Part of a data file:
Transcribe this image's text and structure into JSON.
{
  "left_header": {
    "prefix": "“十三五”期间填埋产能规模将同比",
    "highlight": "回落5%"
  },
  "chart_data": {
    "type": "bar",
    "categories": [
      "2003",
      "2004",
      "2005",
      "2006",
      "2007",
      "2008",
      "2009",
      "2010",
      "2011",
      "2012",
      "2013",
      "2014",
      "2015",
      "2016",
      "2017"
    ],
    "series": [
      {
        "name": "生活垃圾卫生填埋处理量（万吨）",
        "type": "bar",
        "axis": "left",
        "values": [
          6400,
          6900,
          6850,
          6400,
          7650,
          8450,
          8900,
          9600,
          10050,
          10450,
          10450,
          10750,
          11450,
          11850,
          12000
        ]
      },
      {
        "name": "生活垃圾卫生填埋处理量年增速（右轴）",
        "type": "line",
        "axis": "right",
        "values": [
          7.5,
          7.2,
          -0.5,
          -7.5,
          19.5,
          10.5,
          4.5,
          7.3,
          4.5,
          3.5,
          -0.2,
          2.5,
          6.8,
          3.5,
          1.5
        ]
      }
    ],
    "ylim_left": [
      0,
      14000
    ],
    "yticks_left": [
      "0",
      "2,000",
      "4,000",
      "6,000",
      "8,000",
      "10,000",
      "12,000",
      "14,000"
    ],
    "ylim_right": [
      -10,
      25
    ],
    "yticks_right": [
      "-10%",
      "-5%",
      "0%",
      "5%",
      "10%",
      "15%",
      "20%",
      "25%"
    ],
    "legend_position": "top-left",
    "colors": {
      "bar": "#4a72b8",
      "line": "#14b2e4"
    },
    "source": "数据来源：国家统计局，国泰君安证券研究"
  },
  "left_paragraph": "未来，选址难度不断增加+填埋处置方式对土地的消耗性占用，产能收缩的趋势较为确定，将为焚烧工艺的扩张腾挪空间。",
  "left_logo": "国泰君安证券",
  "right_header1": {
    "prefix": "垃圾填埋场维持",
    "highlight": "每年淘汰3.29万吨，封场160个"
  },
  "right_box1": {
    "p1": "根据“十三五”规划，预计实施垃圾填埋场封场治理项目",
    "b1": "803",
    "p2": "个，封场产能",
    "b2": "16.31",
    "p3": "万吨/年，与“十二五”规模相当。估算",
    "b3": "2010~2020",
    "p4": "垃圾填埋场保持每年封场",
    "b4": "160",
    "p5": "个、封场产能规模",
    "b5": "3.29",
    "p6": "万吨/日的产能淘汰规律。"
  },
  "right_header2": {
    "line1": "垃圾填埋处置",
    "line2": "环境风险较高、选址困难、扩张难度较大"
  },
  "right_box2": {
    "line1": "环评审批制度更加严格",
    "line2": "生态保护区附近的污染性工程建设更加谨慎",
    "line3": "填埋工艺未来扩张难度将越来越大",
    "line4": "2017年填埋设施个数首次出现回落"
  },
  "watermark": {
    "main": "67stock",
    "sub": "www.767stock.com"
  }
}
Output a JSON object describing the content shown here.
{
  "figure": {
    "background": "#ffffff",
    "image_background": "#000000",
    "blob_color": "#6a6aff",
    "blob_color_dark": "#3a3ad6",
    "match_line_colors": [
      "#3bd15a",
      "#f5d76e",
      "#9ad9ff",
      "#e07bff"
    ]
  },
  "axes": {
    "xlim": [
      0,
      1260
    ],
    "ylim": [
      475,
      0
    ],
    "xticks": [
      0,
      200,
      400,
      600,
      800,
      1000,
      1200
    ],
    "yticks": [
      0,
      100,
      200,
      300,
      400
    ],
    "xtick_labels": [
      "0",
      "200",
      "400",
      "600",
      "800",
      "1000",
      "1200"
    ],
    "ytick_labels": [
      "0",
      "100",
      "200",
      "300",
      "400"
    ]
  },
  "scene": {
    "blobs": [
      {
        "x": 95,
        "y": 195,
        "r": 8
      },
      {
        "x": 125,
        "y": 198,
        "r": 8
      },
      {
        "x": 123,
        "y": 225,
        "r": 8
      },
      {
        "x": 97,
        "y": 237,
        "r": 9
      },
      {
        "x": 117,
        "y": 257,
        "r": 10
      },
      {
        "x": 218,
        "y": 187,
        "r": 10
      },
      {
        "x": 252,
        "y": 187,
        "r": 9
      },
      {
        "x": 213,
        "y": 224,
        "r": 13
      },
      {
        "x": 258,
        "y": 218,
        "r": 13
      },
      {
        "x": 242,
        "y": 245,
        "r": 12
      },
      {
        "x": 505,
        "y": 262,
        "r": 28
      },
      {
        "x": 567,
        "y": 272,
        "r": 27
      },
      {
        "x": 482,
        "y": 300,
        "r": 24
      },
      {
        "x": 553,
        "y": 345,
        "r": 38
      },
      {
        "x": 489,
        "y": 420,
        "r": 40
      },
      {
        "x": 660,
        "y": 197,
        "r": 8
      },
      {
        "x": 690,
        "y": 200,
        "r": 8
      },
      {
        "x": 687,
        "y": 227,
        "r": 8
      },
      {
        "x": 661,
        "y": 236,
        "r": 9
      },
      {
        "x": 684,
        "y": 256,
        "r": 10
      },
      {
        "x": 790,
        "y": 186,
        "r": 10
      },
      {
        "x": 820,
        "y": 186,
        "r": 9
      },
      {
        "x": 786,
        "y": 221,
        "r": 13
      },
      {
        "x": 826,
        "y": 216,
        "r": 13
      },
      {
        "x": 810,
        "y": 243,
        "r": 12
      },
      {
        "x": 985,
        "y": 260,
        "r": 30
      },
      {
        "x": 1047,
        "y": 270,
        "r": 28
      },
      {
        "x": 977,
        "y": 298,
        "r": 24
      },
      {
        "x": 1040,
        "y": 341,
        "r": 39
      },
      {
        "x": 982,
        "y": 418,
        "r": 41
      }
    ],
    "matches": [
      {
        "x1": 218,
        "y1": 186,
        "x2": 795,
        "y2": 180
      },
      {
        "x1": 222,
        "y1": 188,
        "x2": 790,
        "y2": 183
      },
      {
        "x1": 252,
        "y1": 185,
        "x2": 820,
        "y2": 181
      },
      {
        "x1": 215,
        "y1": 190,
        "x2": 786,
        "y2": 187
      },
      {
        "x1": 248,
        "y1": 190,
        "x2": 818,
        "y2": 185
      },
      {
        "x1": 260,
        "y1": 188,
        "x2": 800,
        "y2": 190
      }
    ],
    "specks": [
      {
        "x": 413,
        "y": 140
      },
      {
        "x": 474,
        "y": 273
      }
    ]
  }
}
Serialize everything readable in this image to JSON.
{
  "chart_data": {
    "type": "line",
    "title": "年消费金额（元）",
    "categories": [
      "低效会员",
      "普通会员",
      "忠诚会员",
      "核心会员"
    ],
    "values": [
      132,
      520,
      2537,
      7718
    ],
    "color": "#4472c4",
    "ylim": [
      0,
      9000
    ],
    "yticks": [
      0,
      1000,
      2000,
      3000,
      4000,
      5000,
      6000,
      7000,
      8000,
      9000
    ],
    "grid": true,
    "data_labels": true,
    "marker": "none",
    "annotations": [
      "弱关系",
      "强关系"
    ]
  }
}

To be done:
Collect each line holding the string "highlight".

Task solution:
    "highlight": "回落5%"
    "highlight": "每年淘汰3.29万吨，封场160个"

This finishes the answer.